Collection entries
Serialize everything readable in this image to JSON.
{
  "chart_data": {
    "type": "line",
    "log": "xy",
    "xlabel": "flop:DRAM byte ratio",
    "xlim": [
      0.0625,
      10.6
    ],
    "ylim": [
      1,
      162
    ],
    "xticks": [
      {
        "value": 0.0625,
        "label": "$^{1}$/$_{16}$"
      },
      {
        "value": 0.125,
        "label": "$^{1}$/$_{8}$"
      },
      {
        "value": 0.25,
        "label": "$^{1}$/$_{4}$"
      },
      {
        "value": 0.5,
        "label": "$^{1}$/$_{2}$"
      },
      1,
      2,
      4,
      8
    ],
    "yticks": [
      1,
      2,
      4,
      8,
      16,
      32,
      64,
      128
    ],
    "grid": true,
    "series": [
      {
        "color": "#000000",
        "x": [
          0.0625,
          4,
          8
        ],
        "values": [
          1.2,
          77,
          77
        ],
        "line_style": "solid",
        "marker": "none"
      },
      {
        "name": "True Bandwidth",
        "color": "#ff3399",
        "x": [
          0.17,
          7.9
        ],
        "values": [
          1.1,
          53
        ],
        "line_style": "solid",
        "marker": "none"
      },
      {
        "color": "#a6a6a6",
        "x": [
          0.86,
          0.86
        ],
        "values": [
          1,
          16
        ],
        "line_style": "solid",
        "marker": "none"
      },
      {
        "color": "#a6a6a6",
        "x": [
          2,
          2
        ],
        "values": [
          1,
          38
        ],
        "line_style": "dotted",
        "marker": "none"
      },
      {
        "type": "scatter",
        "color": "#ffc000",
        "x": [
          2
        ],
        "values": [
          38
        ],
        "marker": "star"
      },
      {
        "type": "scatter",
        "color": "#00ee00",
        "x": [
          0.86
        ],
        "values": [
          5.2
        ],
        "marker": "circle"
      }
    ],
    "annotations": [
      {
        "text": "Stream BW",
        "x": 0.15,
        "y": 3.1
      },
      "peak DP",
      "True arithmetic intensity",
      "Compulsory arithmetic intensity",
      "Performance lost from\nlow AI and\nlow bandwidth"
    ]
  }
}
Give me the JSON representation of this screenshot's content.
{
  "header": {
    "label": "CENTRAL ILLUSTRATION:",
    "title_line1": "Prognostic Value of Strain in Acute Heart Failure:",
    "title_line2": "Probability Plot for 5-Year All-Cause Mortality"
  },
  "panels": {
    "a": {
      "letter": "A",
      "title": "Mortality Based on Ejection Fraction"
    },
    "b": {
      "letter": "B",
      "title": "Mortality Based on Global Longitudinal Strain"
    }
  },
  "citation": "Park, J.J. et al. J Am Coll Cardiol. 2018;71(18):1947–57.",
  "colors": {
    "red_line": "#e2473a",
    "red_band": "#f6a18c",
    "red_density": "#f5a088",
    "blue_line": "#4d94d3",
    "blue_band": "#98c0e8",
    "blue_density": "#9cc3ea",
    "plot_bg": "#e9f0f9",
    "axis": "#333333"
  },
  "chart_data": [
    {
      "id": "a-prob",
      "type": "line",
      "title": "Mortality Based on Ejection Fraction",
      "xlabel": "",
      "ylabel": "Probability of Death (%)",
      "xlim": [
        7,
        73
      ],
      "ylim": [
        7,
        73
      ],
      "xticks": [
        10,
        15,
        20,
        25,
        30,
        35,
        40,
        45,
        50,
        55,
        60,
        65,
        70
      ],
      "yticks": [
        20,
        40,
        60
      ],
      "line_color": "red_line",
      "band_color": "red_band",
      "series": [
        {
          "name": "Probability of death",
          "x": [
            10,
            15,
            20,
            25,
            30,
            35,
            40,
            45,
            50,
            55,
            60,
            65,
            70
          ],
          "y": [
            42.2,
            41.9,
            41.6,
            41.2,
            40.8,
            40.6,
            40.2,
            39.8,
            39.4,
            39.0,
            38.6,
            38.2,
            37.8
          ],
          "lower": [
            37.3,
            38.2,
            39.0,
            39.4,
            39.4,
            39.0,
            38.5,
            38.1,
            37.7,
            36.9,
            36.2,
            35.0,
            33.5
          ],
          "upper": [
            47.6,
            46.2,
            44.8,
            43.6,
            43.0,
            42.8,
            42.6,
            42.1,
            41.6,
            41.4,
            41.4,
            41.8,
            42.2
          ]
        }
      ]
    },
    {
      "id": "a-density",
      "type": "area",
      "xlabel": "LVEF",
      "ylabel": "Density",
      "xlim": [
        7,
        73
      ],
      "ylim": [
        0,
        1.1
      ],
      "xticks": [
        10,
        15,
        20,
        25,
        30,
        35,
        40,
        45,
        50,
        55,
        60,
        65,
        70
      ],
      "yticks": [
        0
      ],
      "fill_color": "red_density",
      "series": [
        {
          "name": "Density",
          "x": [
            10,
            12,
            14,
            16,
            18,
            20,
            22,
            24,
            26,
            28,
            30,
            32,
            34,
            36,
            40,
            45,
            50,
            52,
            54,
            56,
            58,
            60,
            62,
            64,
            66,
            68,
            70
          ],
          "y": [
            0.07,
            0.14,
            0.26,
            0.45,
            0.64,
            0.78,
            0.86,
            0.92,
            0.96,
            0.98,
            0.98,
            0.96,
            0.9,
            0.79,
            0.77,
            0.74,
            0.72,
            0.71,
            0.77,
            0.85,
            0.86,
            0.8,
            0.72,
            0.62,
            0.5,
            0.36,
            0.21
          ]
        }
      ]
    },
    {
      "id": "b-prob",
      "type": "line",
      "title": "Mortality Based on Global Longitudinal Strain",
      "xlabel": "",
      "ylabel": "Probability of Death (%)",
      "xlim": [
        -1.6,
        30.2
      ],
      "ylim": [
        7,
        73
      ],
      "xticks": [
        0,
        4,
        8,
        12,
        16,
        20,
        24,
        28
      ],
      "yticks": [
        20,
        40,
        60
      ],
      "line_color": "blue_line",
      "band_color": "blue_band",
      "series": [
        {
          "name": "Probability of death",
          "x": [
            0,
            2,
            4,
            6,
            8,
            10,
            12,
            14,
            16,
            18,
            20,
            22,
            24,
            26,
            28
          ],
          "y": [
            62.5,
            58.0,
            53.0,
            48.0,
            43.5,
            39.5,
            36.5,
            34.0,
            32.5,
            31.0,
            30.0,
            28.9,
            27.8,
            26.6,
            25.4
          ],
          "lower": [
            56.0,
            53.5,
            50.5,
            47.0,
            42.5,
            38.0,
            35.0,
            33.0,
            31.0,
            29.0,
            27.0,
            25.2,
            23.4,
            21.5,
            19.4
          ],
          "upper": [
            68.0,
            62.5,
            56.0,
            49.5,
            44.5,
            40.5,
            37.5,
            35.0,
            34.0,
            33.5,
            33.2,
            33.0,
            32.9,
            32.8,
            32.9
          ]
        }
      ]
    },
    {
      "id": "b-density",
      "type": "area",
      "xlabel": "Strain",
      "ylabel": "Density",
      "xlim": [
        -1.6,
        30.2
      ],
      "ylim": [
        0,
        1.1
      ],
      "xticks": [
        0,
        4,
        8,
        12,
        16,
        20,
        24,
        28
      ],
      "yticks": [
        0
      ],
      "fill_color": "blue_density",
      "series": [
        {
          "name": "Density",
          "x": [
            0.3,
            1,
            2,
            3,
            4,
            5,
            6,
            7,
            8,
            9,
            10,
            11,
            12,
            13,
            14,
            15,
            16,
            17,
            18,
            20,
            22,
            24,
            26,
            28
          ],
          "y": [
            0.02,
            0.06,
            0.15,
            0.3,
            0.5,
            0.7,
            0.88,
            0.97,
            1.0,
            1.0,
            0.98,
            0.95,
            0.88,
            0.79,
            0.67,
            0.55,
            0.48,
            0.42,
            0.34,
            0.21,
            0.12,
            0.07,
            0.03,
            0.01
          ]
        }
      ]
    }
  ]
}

Requirements: Review the preceding data and report every line that includes the string "Strain".

Result below:
    "title_line1": "Prognostic Value of Strain in Acute Heart Failure:",
      "title": "Mortality Based on Global Longitudinal Strain"
      "title": "Mortality Based on Global Longitudinal Strain",
      "xlabel": "Strain",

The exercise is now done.